Input rows start

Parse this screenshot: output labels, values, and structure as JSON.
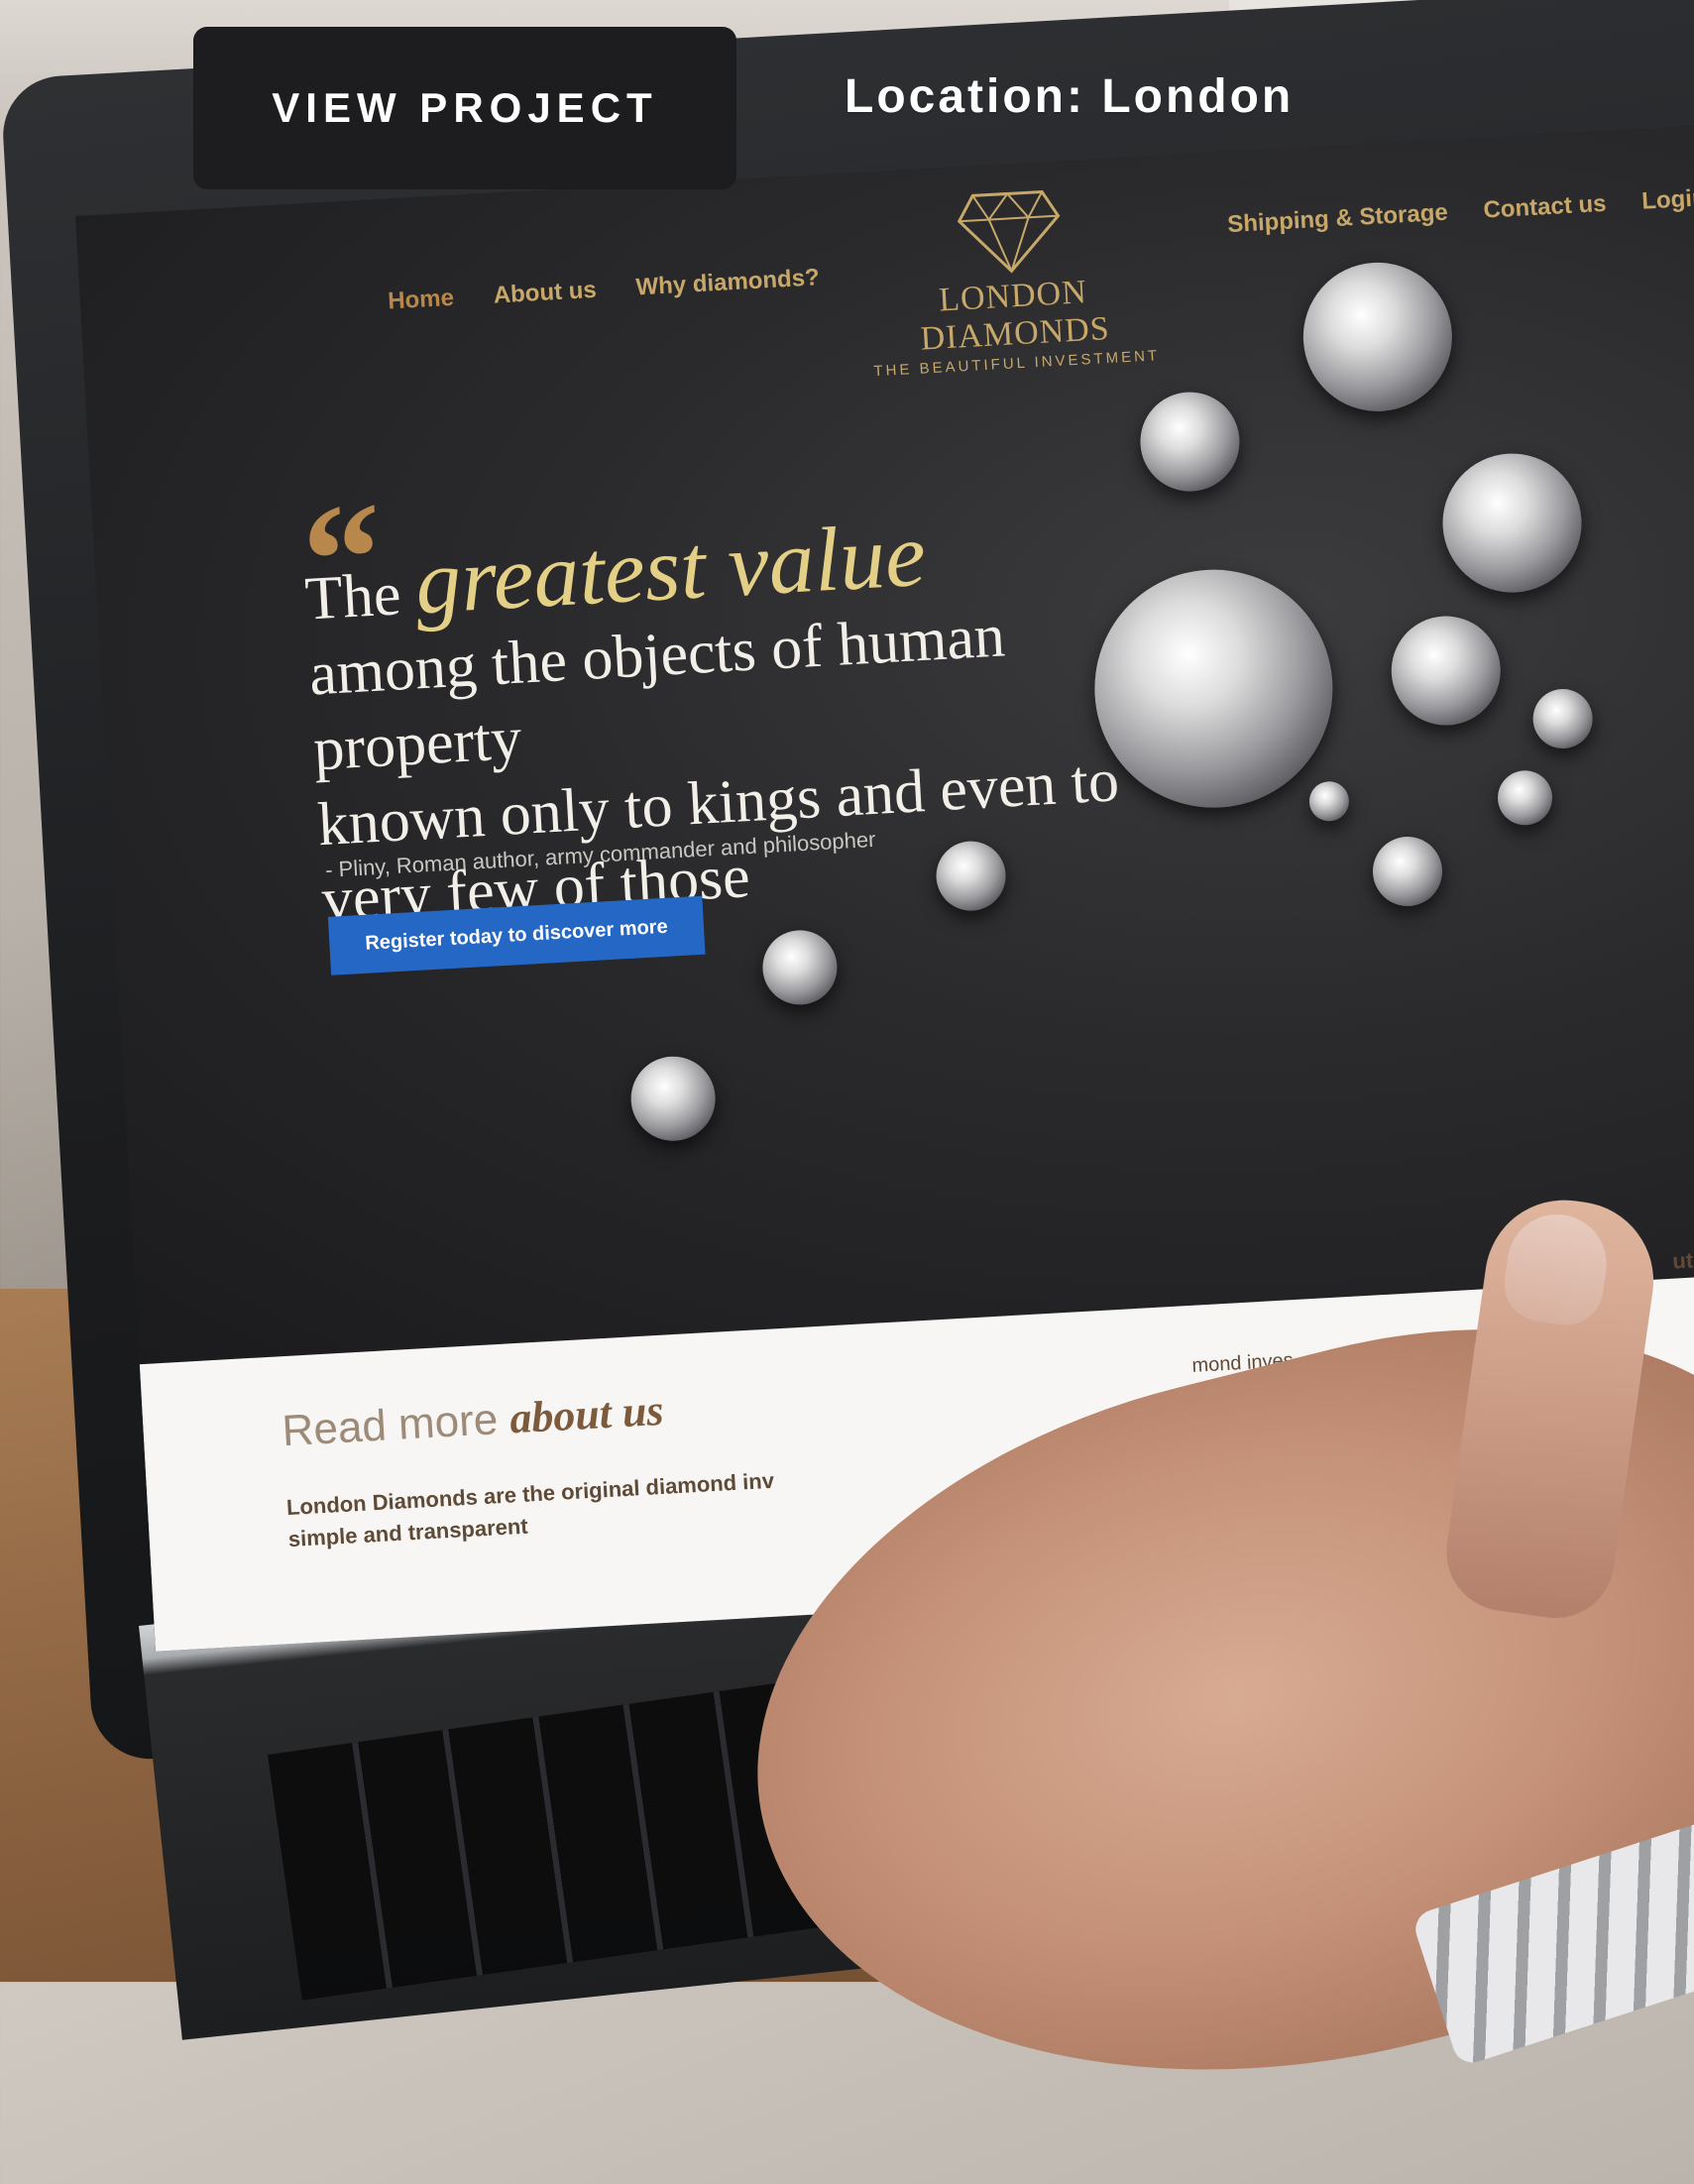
{
  "overlay": {
    "view_project_label": "VIEW PROJECT",
    "location_text": "Location: London"
  },
  "site": {
    "nav_left": [
      "Home",
      "About us",
      "Why diamonds?"
    ],
    "nav_right": [
      "Shipping & Storage",
      "Contact us",
      "Login"
    ],
    "logo_name": "LONDON DIAMONDS",
    "logo_tagline": "THE BEAUTIFUL INVESTMENT",
    "quote": {
      "lead": "The",
      "accent": "greatest value",
      "line2": "among the objects of human property",
      "line3": "known only to kings and even to",
      "line4": "very few of those",
      "attribution": "- Pliny, Roman author, army commander and philosopher"
    },
    "cta_label": "Register today to discover more",
    "about": {
      "heading_lead": "Read more",
      "heading_accent": "about us",
      "text_line1": "London Diamonds are the original diamond inv",
      "text_line2": "simple and transparent",
      "fragment": "mond inves",
      "fragment2": "ut get"
    }
  },
  "colors": {
    "overlay_button_bg": "#1d1c1e",
    "gold": "#c7a86a",
    "cta_blue": "#2467c5"
  }
}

Input rows end

What is required> Skip every picture and transcribe the data above exactly.

Problem solution>
Parse this screenshot: output labels, values, and structure as JSON.
{
  "overlay": {
    "view_project_label": "VIEW PROJECT",
    "location_text": "Location: London"
  },
  "site": {
    "nav_left": [
      "Home",
      "About us",
      "Why diamonds?"
    ],
    "nav_right": [
      "Shipping & Storage",
      "Contact us",
      "Login"
    ],
    "logo_name": "LONDON DIAMONDS",
    "logo_tagline": "THE BEAUTIFUL INVESTMENT",
    "quote": {
      "lead": "The",
      "accent": "greatest value",
      "line2": "among the objects of human property",
      "line3": "known only to kings and even to",
      "line4": "very few of those",
      "attribution": "- Pliny, Roman author, army commander and philosopher"
    },
    "cta_label": "Register today to discover more",
    "about": {
      "heading_lead": "Read more",
      "heading_accent": "about us",
      "text_line1": "London Diamonds are the original diamond inv",
      "text_line2": "simple and transparent",
      "fragment": "mond inves",
      "fragment2": "ut get"
    }
  },
  "colors": {
    "overlay_button_bg": "#1d1c1e",
    "gold": "#c7a86a",
    "cta_blue": "#2467c5"
  }
}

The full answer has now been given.